━━━ DATA EXTRACT ━━━

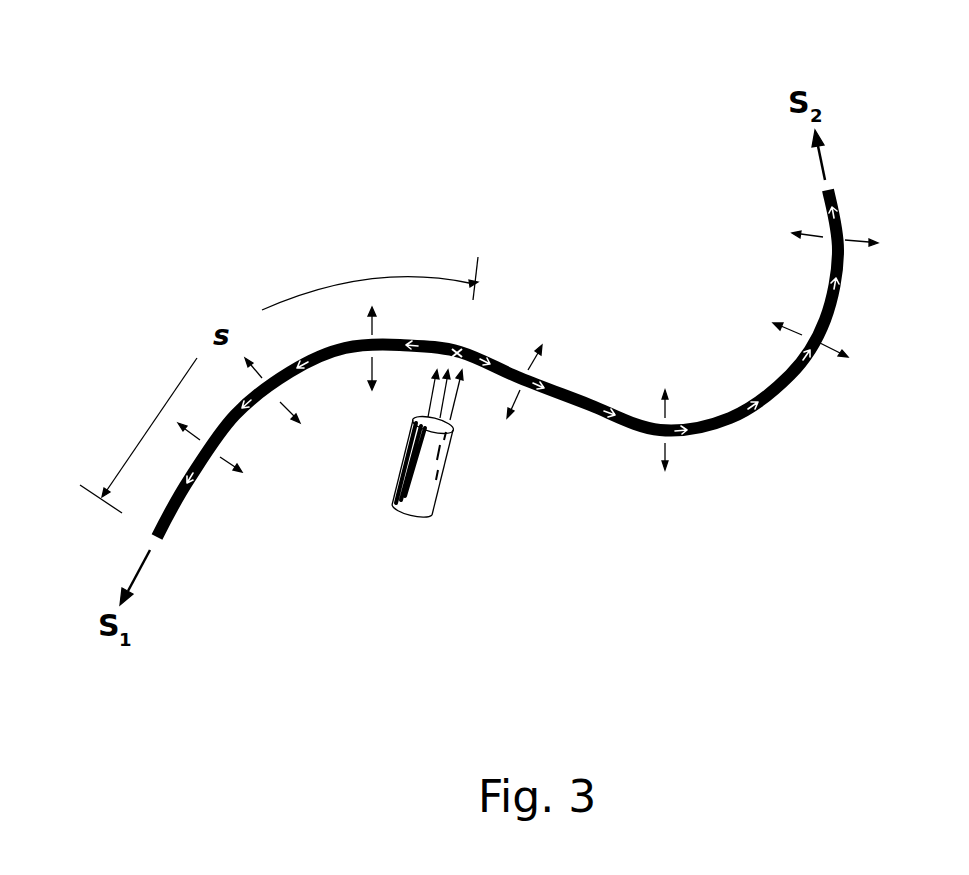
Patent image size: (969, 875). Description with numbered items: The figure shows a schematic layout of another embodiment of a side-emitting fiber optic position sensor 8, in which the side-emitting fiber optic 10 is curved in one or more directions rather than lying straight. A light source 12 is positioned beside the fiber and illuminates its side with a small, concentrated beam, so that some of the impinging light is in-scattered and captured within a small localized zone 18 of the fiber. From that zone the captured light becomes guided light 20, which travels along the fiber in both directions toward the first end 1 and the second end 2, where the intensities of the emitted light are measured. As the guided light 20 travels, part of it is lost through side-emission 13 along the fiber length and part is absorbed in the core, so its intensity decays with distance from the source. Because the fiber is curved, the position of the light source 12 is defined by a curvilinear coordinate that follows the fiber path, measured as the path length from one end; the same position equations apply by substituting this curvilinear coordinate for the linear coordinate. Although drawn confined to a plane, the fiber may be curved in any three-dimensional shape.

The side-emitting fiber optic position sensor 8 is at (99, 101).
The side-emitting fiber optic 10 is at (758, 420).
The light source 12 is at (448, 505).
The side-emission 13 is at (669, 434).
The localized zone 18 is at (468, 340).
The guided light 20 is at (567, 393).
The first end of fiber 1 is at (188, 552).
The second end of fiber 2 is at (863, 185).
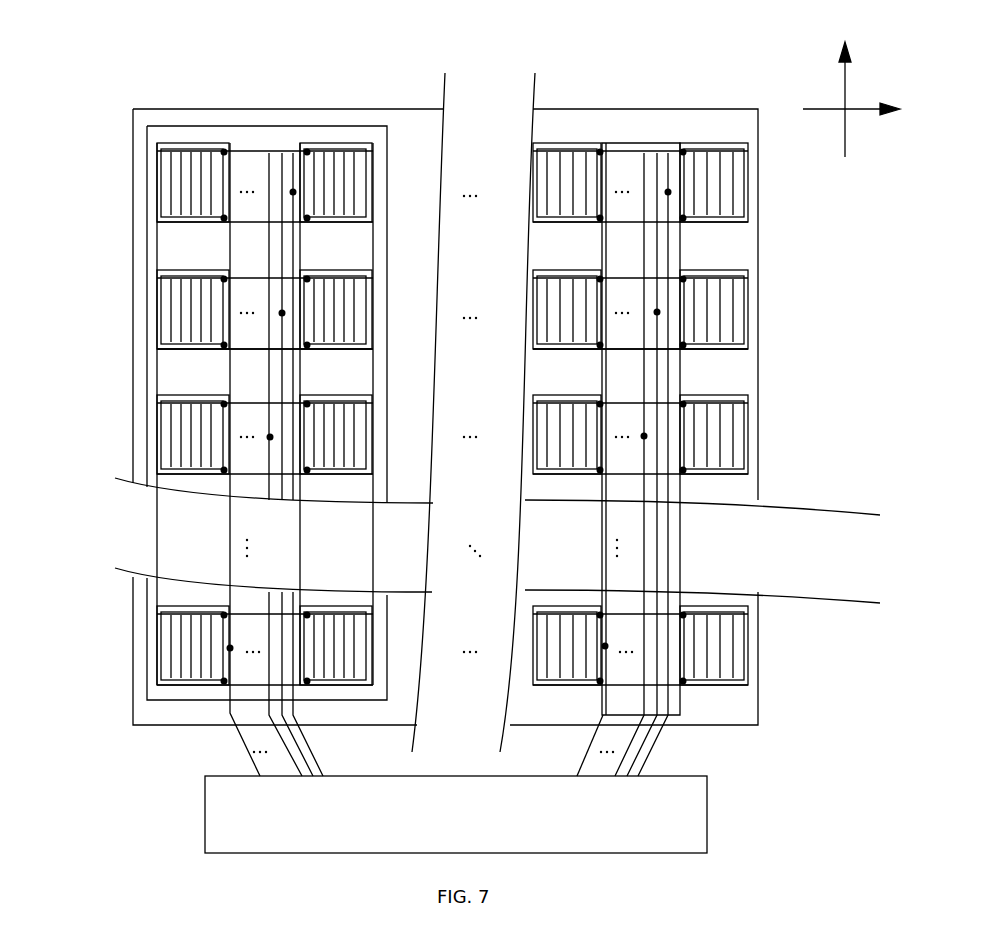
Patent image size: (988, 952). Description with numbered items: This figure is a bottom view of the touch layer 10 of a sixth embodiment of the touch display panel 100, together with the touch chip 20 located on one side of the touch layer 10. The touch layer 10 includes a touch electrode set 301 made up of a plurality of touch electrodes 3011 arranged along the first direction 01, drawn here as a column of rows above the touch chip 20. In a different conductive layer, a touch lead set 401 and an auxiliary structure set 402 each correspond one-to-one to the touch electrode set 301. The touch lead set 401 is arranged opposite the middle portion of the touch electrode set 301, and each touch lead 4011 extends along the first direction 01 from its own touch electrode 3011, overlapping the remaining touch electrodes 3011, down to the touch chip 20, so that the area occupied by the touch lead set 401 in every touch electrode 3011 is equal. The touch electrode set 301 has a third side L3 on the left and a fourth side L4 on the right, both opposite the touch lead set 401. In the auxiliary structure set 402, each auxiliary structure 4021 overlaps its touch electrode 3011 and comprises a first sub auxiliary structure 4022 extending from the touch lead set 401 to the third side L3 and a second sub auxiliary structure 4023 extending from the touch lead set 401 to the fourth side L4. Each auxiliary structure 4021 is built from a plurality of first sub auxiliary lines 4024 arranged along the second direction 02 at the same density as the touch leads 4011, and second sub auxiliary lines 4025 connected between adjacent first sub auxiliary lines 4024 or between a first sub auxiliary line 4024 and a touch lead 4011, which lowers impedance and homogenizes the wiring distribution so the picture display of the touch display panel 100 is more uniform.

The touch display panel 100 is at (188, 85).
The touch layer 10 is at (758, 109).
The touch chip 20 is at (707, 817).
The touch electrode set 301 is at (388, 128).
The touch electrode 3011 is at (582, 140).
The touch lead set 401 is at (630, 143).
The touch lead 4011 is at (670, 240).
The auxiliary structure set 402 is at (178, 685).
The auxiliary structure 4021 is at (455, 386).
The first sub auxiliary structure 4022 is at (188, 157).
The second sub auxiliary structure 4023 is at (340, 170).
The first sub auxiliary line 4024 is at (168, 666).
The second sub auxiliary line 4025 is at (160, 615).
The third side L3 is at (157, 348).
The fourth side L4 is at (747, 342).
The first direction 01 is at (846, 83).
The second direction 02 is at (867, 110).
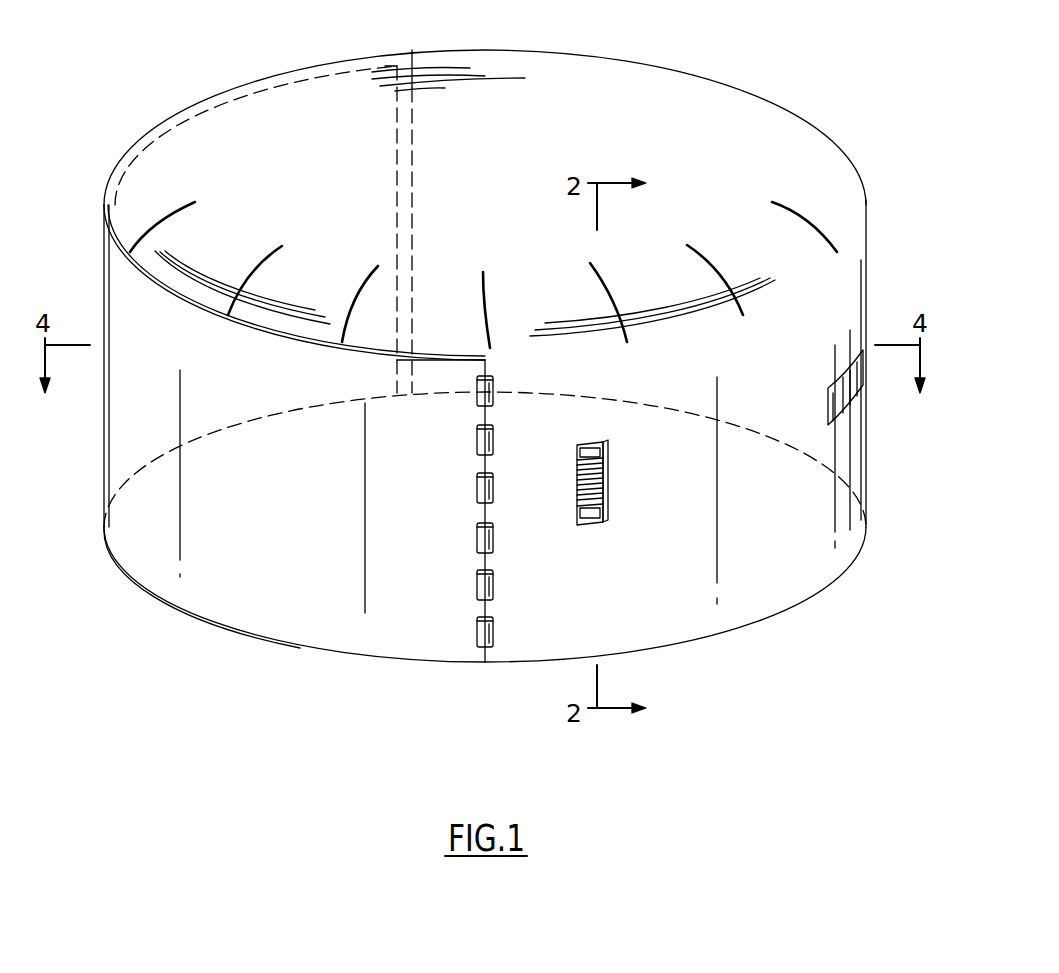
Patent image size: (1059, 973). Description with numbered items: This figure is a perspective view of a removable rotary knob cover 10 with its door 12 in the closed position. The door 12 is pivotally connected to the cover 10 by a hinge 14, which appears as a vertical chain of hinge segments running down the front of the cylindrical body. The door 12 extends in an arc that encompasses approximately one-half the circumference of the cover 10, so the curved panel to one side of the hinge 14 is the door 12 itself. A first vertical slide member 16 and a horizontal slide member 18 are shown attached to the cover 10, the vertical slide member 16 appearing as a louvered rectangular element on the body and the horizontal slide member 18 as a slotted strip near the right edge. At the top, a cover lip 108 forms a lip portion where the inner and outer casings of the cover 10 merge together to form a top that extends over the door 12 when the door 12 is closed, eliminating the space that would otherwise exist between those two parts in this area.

━━━

Rewrite the whole listing, swapping every "embodiment" for "version" and keeping everything else the same. Leave the pictures out.

• [ANSWER TO THE TASK]:
Patent image size: (969, 875). Description with numbered items: The figure shows a schematic layout of another version of a side-emitting fiber optic position sensor 8, in which the side-emitting fiber optic 10 is curved in one or more directions rather than lying straight. A light source 12 is positioned beside the fiber and illuminates its side with a small, concentrated beam, so that some of the impinging light is in-scattered and captured within a small localized zone 18 of the fiber. From that zone the captured light becomes guided light 20, which travels along the fiber in both directions toward the first end 1 and the second end 2, where the intensities of the emitted light are measured. As the guided light 20 travels, part of it is lost through side-emission 13 along the fiber length and part is absorbed in the core, so its intensity decays with distance from the source. Because the fiber is curved, the position of the light source 12 is defined by a curvilinear coordinate that follows the fiber path, measured as the path length from one end; the same position equations apply by substituting this curvilinear coordinate for the linear coordinate. Although drawn confined to a plane, the fiber may be curved in any three-dimensional shape.

The side-emitting fiber optic position sensor 8 is at (99, 101).
The side-emitting fiber optic 10 is at (758, 420).
The light source 12 is at (448, 505).
The side-emission 13 is at (669, 434).
The localized zone 18 is at (468, 340).
The guided light 20 is at (567, 393).
The first end of fiber 1 is at (188, 552).
The second end of fiber 2 is at (863, 185).
Patent image size: (988, 952). Description with numbered items: This figure is a bottom view of the touch layer 10 of a sixth version of the touch display panel 100, together with the touch chip 20 located on one side of the touch layer 10. The touch layer 10 includes a touch electrode set 301 made up of a plurality of touch electrodes 3011 arranged along the first direction 01, drawn here as a column of rows above the touch chip 20. In a different conductive layer, a touch lead set 401 and an auxiliary structure set 402 each correspond one-to-one to the touch electrode set 301. The touch lead set 401 is arranged opposite the middle portion of the touch electrode set 301, and each touch lead 4011 extends along the first direction 01 from its own touch electrode 3011, overlapping the remaining touch electrodes 3011, down to the touch chip 20, so that the area occupied by the touch lead set 401 in every touch electrode 3011 is equal. The touch electrode set 301 has a third side L3 on the left and a fourth side L4 on the right, both opposite the touch lead set 401. In the auxiliary structure set 402, each auxiliary structure 4021 overlaps its touch electrode 3011 and comprises a first sub auxiliary structure 4022 extending from the touch lead set 401 to the third side L3 and a second sub auxiliary structure 4023 extending from the touch lead set 401 to the fourth side L4. Each auxiliary structure 4021 is built from a plurality of first sub auxiliary lines 4024 arranged along the second direction 02 at the same density as the touch leads 4011, and second sub auxiliary lines 4025 connected between adjacent first sub auxiliary lines 4024 or between a first sub auxiliary line 4024 and a touch lead 4011, which lowers impedance and homogenizes the wiring distribution so the picture display of the touch display panel 100 is more uniform.

The touch display panel 100 is at (188, 85).
The touch layer 10 is at (758, 109).
The touch chip 20 is at (707, 817).
The touch electrode set 301 is at (388, 128).
The touch electrode 3011 is at (582, 140).
The touch lead set 401 is at (630, 143).
The touch lead 4011 is at (670, 240).
The auxiliary structure set 402 is at (178, 685).
The auxiliary structure 4021 is at (455, 386).
The first sub auxiliary structure 4022 is at (188, 157).
The second sub auxiliary structure 4023 is at (340, 170).
The first sub auxiliary line 4024 is at (168, 666).
The second sub auxiliary line 4025 is at (160, 615).
The third side L3 is at (157, 348).
The fourth side L4 is at (747, 342).
The first direction 01 is at (846, 83).
The second direction 02 is at (867, 110).
Patent image size: (1059, 973). Description with numbered items: This figure is a perspective view of a removable rotary knob cover 10 with its door 12 in the closed position. The door 12 is pivotally connected to the cover 10 by a hinge 14, which appears as a vertical chain of hinge segments running down the front of the cylindrical body. The door 12 extends in an arc that encompasses approximately one-half the circumference of the cover 10, so the curved panel to one side of the hinge 14 is the door 12 itself. A first vertical slide member 16 and a horizontal slide member 18 are shown attached to the cover 10, the vertical slide member 16 appearing as a louvered rectangular element on the body and the horizontal slide member 18 as a slotted strip near the right edge. At the top, a cover lip 108 forms a lip portion where the inner and outer casings of the cover 10 merge together to form a top that extends over the door 12 when the door 12 is closed, eliminating the space that would otherwise exist between those two parts in this area.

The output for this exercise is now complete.